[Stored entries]
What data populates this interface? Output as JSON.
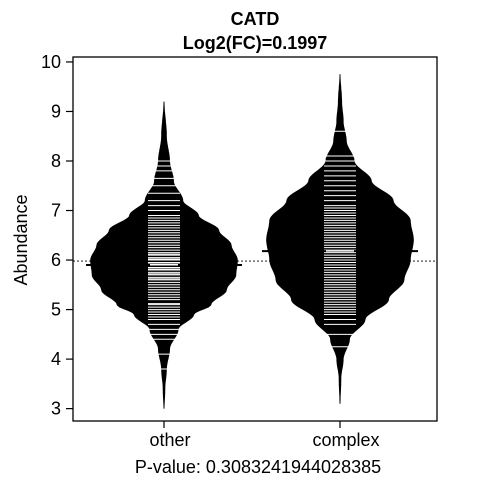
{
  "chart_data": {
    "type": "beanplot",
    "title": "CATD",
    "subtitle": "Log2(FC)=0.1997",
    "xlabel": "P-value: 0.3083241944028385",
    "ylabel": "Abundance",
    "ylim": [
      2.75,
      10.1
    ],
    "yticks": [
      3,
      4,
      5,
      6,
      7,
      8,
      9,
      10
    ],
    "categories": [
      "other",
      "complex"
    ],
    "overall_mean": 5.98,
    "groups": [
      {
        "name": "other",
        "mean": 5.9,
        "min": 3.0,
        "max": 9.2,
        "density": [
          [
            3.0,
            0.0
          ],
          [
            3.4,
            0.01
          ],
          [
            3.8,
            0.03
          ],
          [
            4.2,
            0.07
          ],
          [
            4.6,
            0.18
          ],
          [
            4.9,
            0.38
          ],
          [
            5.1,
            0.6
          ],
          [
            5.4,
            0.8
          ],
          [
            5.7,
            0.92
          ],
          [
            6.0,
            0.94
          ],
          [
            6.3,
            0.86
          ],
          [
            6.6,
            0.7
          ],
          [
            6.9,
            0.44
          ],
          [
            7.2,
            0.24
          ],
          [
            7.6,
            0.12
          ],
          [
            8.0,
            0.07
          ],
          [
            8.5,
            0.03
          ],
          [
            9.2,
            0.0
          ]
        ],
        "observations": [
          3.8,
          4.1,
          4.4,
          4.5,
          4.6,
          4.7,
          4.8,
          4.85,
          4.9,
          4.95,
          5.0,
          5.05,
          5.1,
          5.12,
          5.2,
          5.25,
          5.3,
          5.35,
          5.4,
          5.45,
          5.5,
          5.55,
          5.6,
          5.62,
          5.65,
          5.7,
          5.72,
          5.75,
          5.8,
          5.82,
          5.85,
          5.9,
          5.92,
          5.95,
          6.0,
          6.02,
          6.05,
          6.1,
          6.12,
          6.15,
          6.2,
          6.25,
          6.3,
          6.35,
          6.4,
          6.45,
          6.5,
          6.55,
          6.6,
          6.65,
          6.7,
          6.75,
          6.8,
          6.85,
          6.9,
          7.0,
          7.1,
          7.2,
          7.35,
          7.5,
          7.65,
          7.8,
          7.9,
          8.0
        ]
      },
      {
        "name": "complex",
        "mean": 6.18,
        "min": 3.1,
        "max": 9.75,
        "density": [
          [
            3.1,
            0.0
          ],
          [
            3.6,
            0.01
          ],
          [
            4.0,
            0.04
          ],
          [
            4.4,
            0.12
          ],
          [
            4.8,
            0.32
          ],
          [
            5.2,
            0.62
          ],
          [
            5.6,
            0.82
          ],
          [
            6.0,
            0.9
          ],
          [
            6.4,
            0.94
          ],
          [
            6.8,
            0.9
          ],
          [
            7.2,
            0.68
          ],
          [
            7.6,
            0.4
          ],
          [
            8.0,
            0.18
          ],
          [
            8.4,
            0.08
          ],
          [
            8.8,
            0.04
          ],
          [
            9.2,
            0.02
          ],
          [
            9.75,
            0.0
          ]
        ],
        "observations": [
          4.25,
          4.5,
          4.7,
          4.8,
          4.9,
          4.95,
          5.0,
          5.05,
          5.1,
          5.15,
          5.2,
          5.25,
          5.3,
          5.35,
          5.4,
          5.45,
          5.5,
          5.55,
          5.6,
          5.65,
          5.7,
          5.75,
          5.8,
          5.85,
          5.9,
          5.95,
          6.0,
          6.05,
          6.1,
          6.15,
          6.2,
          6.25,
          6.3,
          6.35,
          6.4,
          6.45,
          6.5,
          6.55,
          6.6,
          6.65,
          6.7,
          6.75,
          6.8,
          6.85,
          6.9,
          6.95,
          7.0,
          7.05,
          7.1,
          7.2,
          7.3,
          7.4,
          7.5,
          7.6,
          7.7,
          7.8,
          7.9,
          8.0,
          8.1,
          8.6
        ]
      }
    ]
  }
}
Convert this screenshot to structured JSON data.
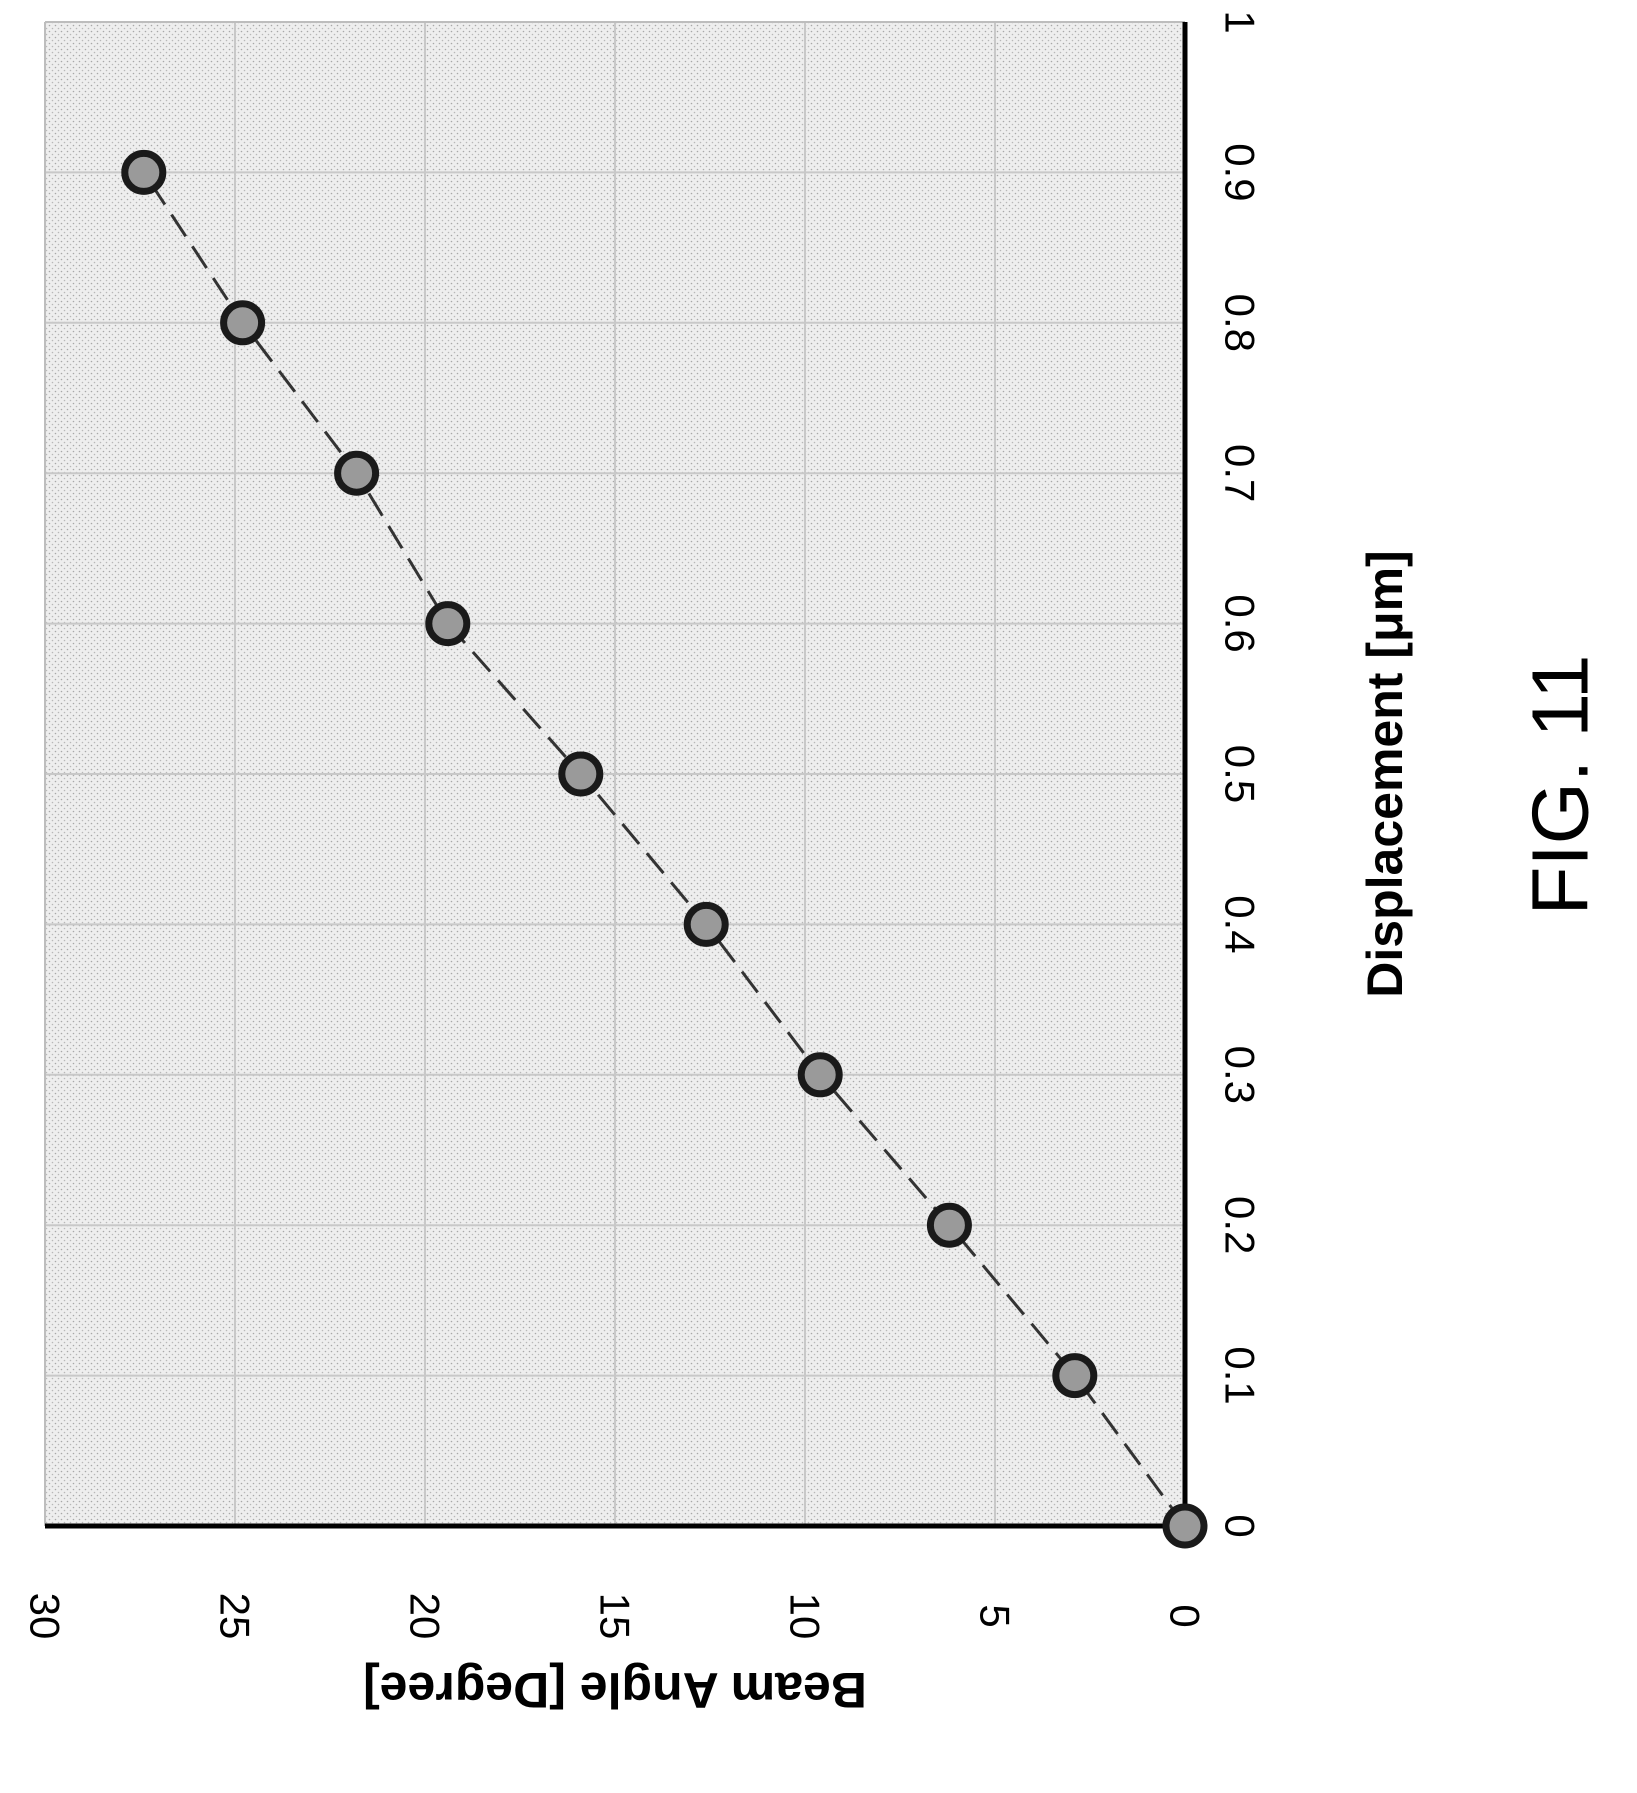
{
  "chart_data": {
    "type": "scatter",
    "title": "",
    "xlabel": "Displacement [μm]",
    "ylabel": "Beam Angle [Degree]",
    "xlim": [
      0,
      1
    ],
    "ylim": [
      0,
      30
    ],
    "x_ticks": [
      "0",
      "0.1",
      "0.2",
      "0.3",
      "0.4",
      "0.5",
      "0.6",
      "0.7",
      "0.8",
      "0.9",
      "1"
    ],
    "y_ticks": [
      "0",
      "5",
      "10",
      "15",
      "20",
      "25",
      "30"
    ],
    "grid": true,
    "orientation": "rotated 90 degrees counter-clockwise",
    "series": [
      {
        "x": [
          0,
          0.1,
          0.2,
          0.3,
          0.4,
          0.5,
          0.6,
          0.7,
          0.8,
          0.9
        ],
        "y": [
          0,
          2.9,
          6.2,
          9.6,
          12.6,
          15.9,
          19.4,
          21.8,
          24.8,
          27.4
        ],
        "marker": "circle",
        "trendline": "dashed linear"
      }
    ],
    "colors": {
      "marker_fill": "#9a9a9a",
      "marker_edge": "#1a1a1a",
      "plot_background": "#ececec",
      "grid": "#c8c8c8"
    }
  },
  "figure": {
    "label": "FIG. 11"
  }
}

== Stated task ==
Go through the records line by line and count those containing the string "JSON". Give only the total.

== The completed task ==
2